> [Goal of the exercise] All of the data below should be written out exactly.

> [Given entries]
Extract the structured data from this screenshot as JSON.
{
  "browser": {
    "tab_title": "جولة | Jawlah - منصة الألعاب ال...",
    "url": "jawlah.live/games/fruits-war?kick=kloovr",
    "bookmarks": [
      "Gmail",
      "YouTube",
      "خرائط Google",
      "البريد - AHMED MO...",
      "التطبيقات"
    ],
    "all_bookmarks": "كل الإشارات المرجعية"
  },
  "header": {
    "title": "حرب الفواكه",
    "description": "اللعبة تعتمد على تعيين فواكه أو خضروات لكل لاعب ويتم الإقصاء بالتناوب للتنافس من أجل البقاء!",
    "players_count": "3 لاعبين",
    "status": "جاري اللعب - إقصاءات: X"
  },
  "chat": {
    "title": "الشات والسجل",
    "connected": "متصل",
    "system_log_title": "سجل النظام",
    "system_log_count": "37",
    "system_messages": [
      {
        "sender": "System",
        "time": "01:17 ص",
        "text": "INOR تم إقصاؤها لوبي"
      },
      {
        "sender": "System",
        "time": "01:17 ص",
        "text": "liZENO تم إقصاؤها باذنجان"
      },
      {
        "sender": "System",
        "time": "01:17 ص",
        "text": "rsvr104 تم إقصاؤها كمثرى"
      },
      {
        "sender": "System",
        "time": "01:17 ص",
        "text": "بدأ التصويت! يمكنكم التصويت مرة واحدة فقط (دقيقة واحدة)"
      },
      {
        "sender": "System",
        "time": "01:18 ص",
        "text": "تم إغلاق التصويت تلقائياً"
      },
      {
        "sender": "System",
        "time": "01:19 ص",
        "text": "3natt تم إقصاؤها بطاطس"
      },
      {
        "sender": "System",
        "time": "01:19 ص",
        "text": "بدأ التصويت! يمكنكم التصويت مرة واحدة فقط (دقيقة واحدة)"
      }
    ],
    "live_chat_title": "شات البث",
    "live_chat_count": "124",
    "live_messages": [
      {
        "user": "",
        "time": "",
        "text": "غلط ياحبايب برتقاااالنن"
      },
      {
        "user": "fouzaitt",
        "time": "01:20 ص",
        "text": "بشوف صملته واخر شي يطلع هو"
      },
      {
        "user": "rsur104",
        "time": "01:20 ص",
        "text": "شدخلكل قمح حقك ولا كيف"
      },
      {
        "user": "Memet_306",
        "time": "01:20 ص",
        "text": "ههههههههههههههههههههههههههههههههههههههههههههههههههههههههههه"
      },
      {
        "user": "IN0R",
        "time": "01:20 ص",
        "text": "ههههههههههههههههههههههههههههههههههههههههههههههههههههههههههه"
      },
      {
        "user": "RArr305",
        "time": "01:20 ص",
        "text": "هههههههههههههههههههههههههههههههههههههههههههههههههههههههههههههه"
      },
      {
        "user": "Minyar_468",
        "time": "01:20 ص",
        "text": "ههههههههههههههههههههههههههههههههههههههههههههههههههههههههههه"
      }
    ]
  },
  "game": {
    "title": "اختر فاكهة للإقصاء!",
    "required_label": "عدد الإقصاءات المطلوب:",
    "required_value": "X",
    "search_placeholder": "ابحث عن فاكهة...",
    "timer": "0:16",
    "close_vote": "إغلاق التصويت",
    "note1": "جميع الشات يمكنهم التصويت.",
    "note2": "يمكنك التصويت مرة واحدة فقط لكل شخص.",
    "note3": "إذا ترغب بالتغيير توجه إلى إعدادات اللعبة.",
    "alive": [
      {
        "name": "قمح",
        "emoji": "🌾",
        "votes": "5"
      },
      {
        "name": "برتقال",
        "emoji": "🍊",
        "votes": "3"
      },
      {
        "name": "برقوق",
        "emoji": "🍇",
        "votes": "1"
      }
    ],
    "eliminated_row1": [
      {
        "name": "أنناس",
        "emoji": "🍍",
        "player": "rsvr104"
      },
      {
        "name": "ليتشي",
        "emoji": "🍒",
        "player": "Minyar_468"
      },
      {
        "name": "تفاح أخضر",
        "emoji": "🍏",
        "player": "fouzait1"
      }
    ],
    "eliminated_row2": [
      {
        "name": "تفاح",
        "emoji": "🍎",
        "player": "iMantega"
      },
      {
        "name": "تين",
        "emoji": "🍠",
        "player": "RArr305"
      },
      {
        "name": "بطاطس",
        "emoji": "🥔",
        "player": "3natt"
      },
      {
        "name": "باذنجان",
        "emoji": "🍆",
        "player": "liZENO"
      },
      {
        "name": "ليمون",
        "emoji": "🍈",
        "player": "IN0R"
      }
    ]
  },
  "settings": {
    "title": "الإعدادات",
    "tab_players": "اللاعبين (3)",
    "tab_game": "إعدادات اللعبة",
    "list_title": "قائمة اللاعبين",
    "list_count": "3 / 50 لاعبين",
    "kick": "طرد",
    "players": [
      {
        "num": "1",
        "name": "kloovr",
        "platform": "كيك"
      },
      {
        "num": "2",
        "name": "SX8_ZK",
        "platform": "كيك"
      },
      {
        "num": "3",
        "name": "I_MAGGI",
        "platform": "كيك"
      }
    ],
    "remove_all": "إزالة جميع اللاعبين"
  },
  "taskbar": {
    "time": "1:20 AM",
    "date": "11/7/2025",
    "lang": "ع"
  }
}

> [Task response]
Extract the structured data from this screenshot as JSON.
{
  "browser": {
    "tab_title": "جولة | Jawlah - منصة الألعاب ال...",
    "url": "jawlah.live/games/fruits-war?kick=kloovr",
    "bookmarks": [
      "Gmail",
      "YouTube",
      "خرائط Google",
      "البريد - AHMED MO...",
      "التطبيقات"
    ],
    "all_bookmarks": "كل الإشارات المرجعية"
  },
  "header": {
    "title": "حرب الفواكه",
    "description": "اللعبة تعتمد على تعيين فواكه أو خضروات لكل لاعب ويتم الإقصاء بالتناوب للتنافس من أجل البقاء!",
    "players_count": "3 لاعبين",
    "status": "جاري اللعب - إقصاءات: X"
  },
  "chat": {
    "title": "الشات والسجل",
    "connected": "متصل",
    "system_log_title": "سجل النظام",
    "system_log_count": "37",
    "system_messages": [
      {
        "sender": "System",
        "time": "01:17 ص",
        "text": "INOR تم إقصاؤها لوبي"
      },
      {
        "sender": "System",
        "time": "01:17 ص",
        "text": "liZENO تم إقصاؤها باذنجان"
      },
      {
        "sender": "System",
        "time": "01:17 ص",
        "text": "rsvr104 تم إقصاؤها كمثرى"
      },
      {
        "sender": "System",
        "time": "01:17 ص",
        "text": "بدأ التصويت! يمكنكم التصويت مرة واحدة فقط (دقيقة واحدة)"
      },
      {
        "sender": "System",
        "time": "01:18 ص",
        "text": "تم إغلاق التصويت تلقائياً"
      },
      {
        "sender": "System",
        "time": "01:19 ص",
        "text": "3natt تم إقصاؤها بطاطس"
      },
      {
        "sender": "System",
        "time": "01:19 ص",
        "text": "بدأ التصويت! يمكنكم التصويت مرة واحدة فقط (دقيقة واحدة)"
      }
    ],
    "live_chat_title": "شات البث",
    "live_chat_count": "124",
    "live_messages": [
      {
        "user": "",
        "time": "",
        "text": "غلط ياحبايب برتقاااالنن"
      },
      {
        "user": "fouzaitt",
        "time": "01:20 ص",
        "text": "بشوف صملته واخر شي يطلع هو"
      },
      {
        "user": "rsur104",
        "time": "01:20 ص",
        "text": "شدخلكل قمح حقك ولا كيف"
      },
      {
        "user": "Memet_306",
        "time": "01:20 ص",
        "text": "ههههههههههههههههههههههههههههههههههههههههههههههههههههههههههه"
      },
      {
        "user": "IN0R",
        "time": "01:20 ص",
        "text": "ههههههههههههههههههههههههههههههههههههههههههههههههههههههههههه"
      },
      {
        "user": "RArr305",
        "time": "01:20 ص",
        "text": "هههههههههههههههههههههههههههههههههههههههههههههههههههههههههههههه"
      },
      {
        "user": "Minyar_468",
        "time": "01:20 ص",
        "text": "ههههههههههههههههههههههههههههههههههههههههههههههههههههههههههه"
      }
    ]
  },
  "game": {
    "title": "اختر فاكهة للإقصاء!",
    "required_label": "عدد الإقصاءات المطلوب:",
    "required_value": "X",
    "search_placeholder": "ابحث عن فاكهة...",
    "timer": "0:16",
    "close_vote": "إغلاق التصويت",
    "note1": "جميع الشات يمكنهم التصويت.",
    "note2": "يمكنك التصويت مرة واحدة فقط لكل شخص.",
    "note3": "إذا ترغب بالتغيير توجه إلى إعدادات اللعبة.",
    "alive": [
      {
        "name": "قمح",
        "emoji": "🌾",
        "votes": "5"
      },
      {
        "name": "برتقال",
        "emoji": "🍊",
        "votes": "3"
      },
      {
        "name": "برقوق",
        "emoji": "🍇",
        "votes": "1"
      }
    ],
    "eliminated_row1": [
      {
        "name": "أنناس",
        "emoji": "🍍",
        "player": "rsvr104"
      },
      {
        "name": "ليتشي",
        "emoji": "🍒",
        "player": "Minyar_468"
      },
      {
        "name": "تفاح أخضر",
        "emoji": "🍏",
        "player": "fouzait1"
      }
    ],
    "eliminated_row2": [
      {
        "name": "تفاح",
        "emoji": "🍎",
        "player": "iMantega"
      },
      {
        "name": "تين",
        "emoji": "🍠",
        "player": "RArr305"
      },
      {
        "name": "بطاطس",
        "emoji": "🥔",
        "player": "3natt"
      },
      {
        "name": "باذنجان",
        "emoji": "🍆",
        "player": "liZENO"
      },
      {
        "name": "ليمون",
        "emoji": "🍈",
        "player": "IN0R"
      }
    ]
  },
  "settings": {
    "title": "الإعدادات",
    "tab_players": "اللاعبين (3)",
    "tab_game": "إعدادات اللعبة",
    "list_title": "قائمة اللاعبين",
    "list_count": "3 / 50 لاعبين",
    "kick": "طرد",
    "players": [
      {
        "num": "1",
        "name": "kloovr",
        "platform": "كيك"
      },
      {
        "num": "2",
        "name": "SX8_ZK",
        "platform": "كيك"
      },
      {
        "num": "3",
        "name": "I_MAGGI",
        "platform": "كيك"
      }
    ],
    "remove_all": "إزالة جميع اللاعبين"
  },
  "taskbar": {
    "time": "1:20 AM",
    "date": "11/7/2025",
    "lang": "ع"
  }
}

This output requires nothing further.